Quoted text:
[Begin]
Design for Loving is a 1962 British comedy film directed by Godfrey Grayson and starring June Thorburn, Pete Murray and Soraya Rafat. Its plot concerns a beatnik who becomes a top fashion model. It is also known by the alternative title Fashion for Loving.

Plot
With an eye on the youth market, fashion executive Barbara Winters (June Thorburn) hires beatnik Stanford (Pete Murray) as her chief fashion adviser.  However, discovering Stanford is in reality Lord Stanford, leads to ensuing comic complications.
[End]
Instructions:
a – Reproduce the Design for Loving summary word for word, from "Design for Loving" to "Fashion for Loving.".
b – Name every actor mentioned in the Design for Loving summary.
c – Render this sentence from the Design for Loving summary in Spanish: "Its plot concerns a beatnik who becomes a top fashion model."
The material after this point is unrelated to the Design for Loving summary.

Material provided:
[Begin]
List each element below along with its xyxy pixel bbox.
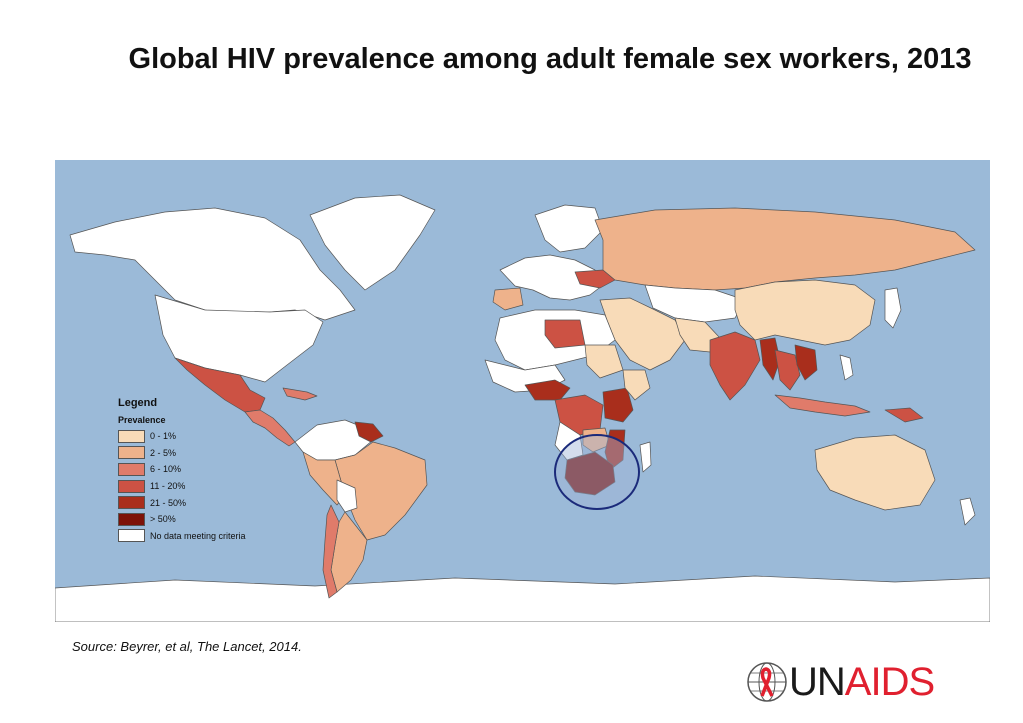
- legend-item: 2 - 5%: [118, 445, 293, 462]
- map-legend: Legend Prevalence 0 - 1% 2 - 5% 6 - 10% 11 …: [118, 397, 293, 544]
- legend-label: 11 - 20%: [150, 481, 186, 492]
- russia: [594, 207, 976, 291]
- legend-label: No data meeting criteria: [150, 530, 246, 541]
- legend-subheading: Prevalence: [118, 415, 166, 425]
- southern-africa: [564, 451, 616, 496]
- page-title: Global HIV prevalence among adult female…: [128, 43, 972, 75]
- legend-item: 0 - 1%: [118, 428, 293, 445]
- madagascar: [639, 441, 652, 473]
- horn-of-africa: [622, 369, 651, 401]
- new-zealand: [959, 497, 976, 526]
- legend-item: No data meeting criteria: [118, 528, 293, 545]
- world-map: [55, 160, 990, 622]
- legend-swatch: [118, 429, 145, 443]
- legend-label: > 50%: [150, 514, 176, 525]
- logo-un: UN: [789, 660, 846, 704]
- logo-aids: AIDS: [844, 660, 935, 704]
- legend-swatch: [118, 479, 145, 493]
- indonesia: [774, 394, 871, 417]
- caribbean: [282, 387, 318, 401]
- philippines: [839, 354, 854, 381]
- red-ribbon-globe-icon: [747, 662, 787, 702]
- legend-label: 2 - 5%: [150, 447, 177, 458]
- east-africa: [602, 387, 634, 423]
- china: [734, 279, 876, 346]
- central-america: [244, 409, 296, 447]
- papua-new-guinea: [884, 407, 924, 423]
- brazil: [334, 441, 428, 541]
- legend-label: 6 - 10%: [150, 464, 182, 475]
- libya: [544, 319, 586, 349]
- australia: [814, 434, 936, 511]
- india: [709, 331, 761, 401]
- nigeria-region: [524, 379, 571, 401]
- japan: [884, 287, 902, 329]
- legend-label: 21 - 50%: [150, 497, 187, 508]
- myanmar: [759, 337, 781, 381]
- sudan: [584, 344, 624, 379]
- guyana: [354, 421, 384, 443]
- chile: [322, 504, 340, 599]
- legend-swatch: [118, 512, 145, 526]
- central-asia: [644, 284, 746, 323]
- ukraine: [574, 269, 616, 289]
- legend-heading: Legend: [118, 397, 158, 409]
- iberia: [492, 287, 524, 311]
- legend-item: 11 - 20%: [118, 478, 293, 495]
- bolivia: [336, 479, 358, 513]
- greenland: [309, 194, 436, 291]
- legend-swatch: [118, 496, 145, 510]
- legend-label: 0 - 1%: [150, 431, 177, 442]
- indochina: [794, 344, 818, 381]
- legend-item: 6 - 10%: [118, 461, 293, 478]
- thailand: [774, 349, 801, 391]
- europe-west: [499, 254, 604, 301]
- zambia: [582, 427, 611, 453]
- legend-swatch: [118, 529, 145, 543]
- antarctica: [55, 575, 990, 622]
- legend-swatch: [118, 446, 145, 460]
- legend-item: 21 - 50%: [118, 494, 293, 511]
- scandinavia: [534, 204, 604, 253]
- southern-africa-highlight-circle: [554, 434, 640, 510]
- source-citation: Source: Beyrer, et al, The Lancet, 2014.: [72, 639, 302, 654]
- unaids-logo: UNAIDS: [745, 657, 935, 707]
- legend-swatch: [118, 462, 145, 476]
- legend-item: > 50%: [118, 511, 293, 528]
[End]
Solutions to the problems:
a –
Design for Loving is a 1962 British comedy film directed by Godfrey Grayson and starring June Thorburn, Pete Murray and Soraya Rafat. Its plot concerns a beatnik who becomes a top fashion model. It is also known by the alternative title Fashion for Loving.

b – June Thorburn, Pete Murray, Soraya Rafat

c – Su argumento trata de un beatnik que se convierte en un modelo de moda de primer nivel.